[Start of Records for the task]

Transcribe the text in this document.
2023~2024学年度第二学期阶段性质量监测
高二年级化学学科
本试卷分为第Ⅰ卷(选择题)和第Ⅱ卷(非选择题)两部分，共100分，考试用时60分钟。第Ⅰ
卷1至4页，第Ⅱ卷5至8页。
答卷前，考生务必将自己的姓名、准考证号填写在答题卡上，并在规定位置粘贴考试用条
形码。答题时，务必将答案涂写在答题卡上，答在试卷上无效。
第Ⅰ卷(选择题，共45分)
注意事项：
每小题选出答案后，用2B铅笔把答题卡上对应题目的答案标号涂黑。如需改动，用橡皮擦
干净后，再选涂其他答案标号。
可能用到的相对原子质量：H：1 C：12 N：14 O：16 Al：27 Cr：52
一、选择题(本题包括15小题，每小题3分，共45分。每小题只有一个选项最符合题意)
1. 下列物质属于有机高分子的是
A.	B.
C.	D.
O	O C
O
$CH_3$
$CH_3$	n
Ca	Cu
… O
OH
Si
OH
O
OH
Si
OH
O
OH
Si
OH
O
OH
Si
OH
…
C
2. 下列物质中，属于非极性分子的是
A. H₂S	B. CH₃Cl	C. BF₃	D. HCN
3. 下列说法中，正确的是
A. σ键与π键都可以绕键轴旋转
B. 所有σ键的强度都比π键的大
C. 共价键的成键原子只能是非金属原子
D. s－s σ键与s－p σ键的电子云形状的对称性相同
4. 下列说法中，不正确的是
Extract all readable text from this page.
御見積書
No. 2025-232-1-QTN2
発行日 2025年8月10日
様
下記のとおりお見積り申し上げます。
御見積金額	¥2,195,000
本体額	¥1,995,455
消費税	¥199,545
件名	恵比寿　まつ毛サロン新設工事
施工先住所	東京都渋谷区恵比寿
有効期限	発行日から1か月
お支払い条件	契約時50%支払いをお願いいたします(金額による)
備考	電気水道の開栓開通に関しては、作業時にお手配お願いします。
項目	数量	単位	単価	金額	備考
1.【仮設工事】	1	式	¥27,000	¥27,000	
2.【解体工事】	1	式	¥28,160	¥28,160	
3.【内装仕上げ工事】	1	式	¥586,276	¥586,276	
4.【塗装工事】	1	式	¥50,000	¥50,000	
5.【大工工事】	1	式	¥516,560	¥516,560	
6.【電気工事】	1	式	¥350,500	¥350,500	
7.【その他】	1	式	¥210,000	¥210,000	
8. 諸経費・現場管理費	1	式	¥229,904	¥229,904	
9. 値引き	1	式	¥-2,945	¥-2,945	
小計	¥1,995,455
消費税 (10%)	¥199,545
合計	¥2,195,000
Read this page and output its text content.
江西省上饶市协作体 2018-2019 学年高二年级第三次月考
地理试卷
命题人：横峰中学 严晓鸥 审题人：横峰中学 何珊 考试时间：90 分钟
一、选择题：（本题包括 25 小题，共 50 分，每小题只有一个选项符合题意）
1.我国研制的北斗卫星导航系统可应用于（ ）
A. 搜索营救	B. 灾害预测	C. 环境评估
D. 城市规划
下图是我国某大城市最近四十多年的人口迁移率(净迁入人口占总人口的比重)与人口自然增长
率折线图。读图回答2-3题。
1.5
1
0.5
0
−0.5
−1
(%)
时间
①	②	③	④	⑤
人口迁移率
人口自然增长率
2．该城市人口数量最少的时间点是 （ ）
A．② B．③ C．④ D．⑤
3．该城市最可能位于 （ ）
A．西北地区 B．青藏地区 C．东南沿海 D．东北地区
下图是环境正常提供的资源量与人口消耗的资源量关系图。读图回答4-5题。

[End of Records for the task]

**Aim:** Copy each line of the preceding data that contains the string "this".

**The completed task:**
Transcribe the text in this document.
Extract all readable text from this page.
Read this page and output its text content.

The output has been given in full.